Stored dataset items —
_ _ _ _ _ _ _

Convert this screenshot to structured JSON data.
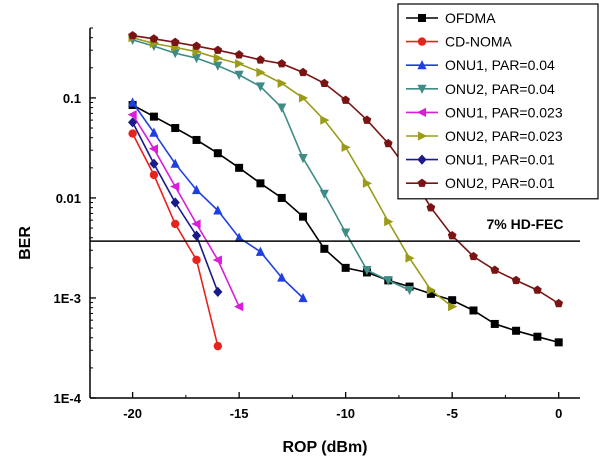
{
  "chart_data": {
    "type": "line",
    "xlabel": "ROP (dBm)",
    "ylabel": "BER",
    "xlim": [
      -22,
      1
    ],
    "ylim": [
      0.0001,
      0.5
    ],
    "yscale": "log",
    "x_ticks": [
      -20,
      -15,
      -10,
      -5,
      0
    ],
    "x_tick_labels": [
      "-20",
      "-15",
      "-10",
      "-5",
      "0"
    ],
    "y_ticks": [
      0.0001,
      0.001,
      0.01,
      0.1
    ],
    "y_tick_labels": [
      "1E-4",
      "1E-3",
      "0.01",
      "0.1"
    ],
    "grid": false,
    "legend_position": "top-right",
    "reference_line": {
      "y": 0.0037,
      "label": "7% HD-FEC"
    },
    "series": [
      {
        "name": "OFDMA",
        "color": "#000000",
        "marker": "square",
        "x": [
          -20,
          -19,
          -18,
          -17,
          -16,
          -15,
          -14,
          -13,
          -12,
          -11,
          -10,
          -9,
          -8,
          -7,
          -6,
          -5,
          -4,
          -3,
          -2,
          -1,
          0
        ],
        "y": [
          0.085,
          0.065,
          0.05,
          0.038,
          0.028,
          0.02,
          0.014,
          0.01,
          0.0065,
          0.0031,
          0.002,
          0.0018,
          0.0015,
          0.0013,
          0.0011,
          0.00095,
          0.00075,
          0.00055,
          0.00047,
          0.00041,
          0.00036
        ]
      },
      {
        "name": "CD-NOMA",
        "color": "#e8231e",
        "marker": "circle",
        "x": [
          -20,
          -19,
          -18,
          -17,
          -16
        ],
        "y": [
          0.044,
          0.017,
          0.0055,
          0.0024,
          0.00033
        ]
      },
      {
        "name": "ONU1, PAR=0.04",
        "color": "#1f3fe0",
        "marker": "triangle-up",
        "x": [
          -20,
          -19,
          -18,
          -17,
          -16,
          -15,
          -14,
          -13,
          -12
        ],
        "y": [
          0.09,
          0.045,
          0.022,
          0.012,
          0.0075,
          0.004,
          0.0029,
          0.0016,
          0.001
        ]
      },
      {
        "name": "ONU2, PAR=0.04",
        "color": "#3f8c87",
        "marker": "triangle-down",
        "x": [
          -20,
          -19,
          -18,
          -17,
          -16,
          -15,
          -14,
          -13,
          -12,
          -11,
          -10,
          -9,
          -8,
          -7
        ],
        "y": [
          0.38,
          0.33,
          0.28,
          0.25,
          0.21,
          0.17,
          0.13,
          0.08,
          0.025,
          0.011,
          0.0045,
          0.0019,
          0.0015,
          0.0012
        ]
      },
      {
        "name": "ONU1, PAR=0.023",
        "color": "#d81ed8",
        "marker": "triangle-left",
        "x": [
          -20,
          -19,
          -18,
          -17,
          -16,
          -15
        ],
        "y": [
          0.068,
          0.031,
          0.013,
          0.0055,
          0.0024,
          0.00082
        ]
      },
      {
        "name": "ONU2, PAR=0.023",
        "color": "#9b9b1a",
        "marker": "triangle-right",
        "x": [
          -20,
          -19,
          -18,
          -17,
          -16,
          -15,
          -14,
          -13,
          -12,
          -11,
          -10,
          -9,
          -8,
          -7,
          -6,
          -5
        ],
        "y": [
          0.4,
          0.35,
          0.32,
          0.29,
          0.25,
          0.22,
          0.18,
          0.14,
          0.1,
          0.06,
          0.032,
          0.014,
          0.0058,
          0.0025,
          0.0012,
          0.00082
        ]
      },
      {
        "name": "ONU1, PAR=0.01",
        "color": "#1a1a8a",
        "marker": "diamond",
        "x": [
          -20,
          -19,
          -18,
          -17,
          -16
        ],
        "y": [
          0.057,
          0.022,
          0.009,
          0.0042,
          0.00115
        ]
      },
      {
        "name": "ONU2, PAR=0.01",
        "color": "#7a1414",
        "marker": "pentagon",
        "x": [
          -20,
          -19,
          -18,
          -17,
          -16,
          -15,
          -14,
          -13,
          -12,
          -11,
          -10,
          -9,
          -8,
          -7,
          -6,
          -5,
          -4,
          -3,
          -2,
          -1,
          0
        ],
        "y": [
          0.42,
          0.39,
          0.36,
          0.33,
          0.3,
          0.27,
          0.24,
          0.22,
          0.18,
          0.14,
          0.095,
          0.06,
          0.035,
          0.018,
          0.008,
          0.0042,
          0.0026,
          0.0019,
          0.0015,
          0.0012,
          0.00088
        ]
      }
    ]
  }
}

_ _ _ _ _ _ _

Extract every line that has the string "name" in it.

FINISHED EXERCISE —
        "name": "OFDMA",
        "name": "CD-NOMA",
        "name": "ONU1, PAR=0.04",
        "name": "ONU2, PAR=0.04",
        "name": "ONU1, PAR=0.023",
        "name": "ONU2, PAR=0.023",
        "name": "ONU1, PAR=0.01",
        "name": "ONU2, PAR=0.01",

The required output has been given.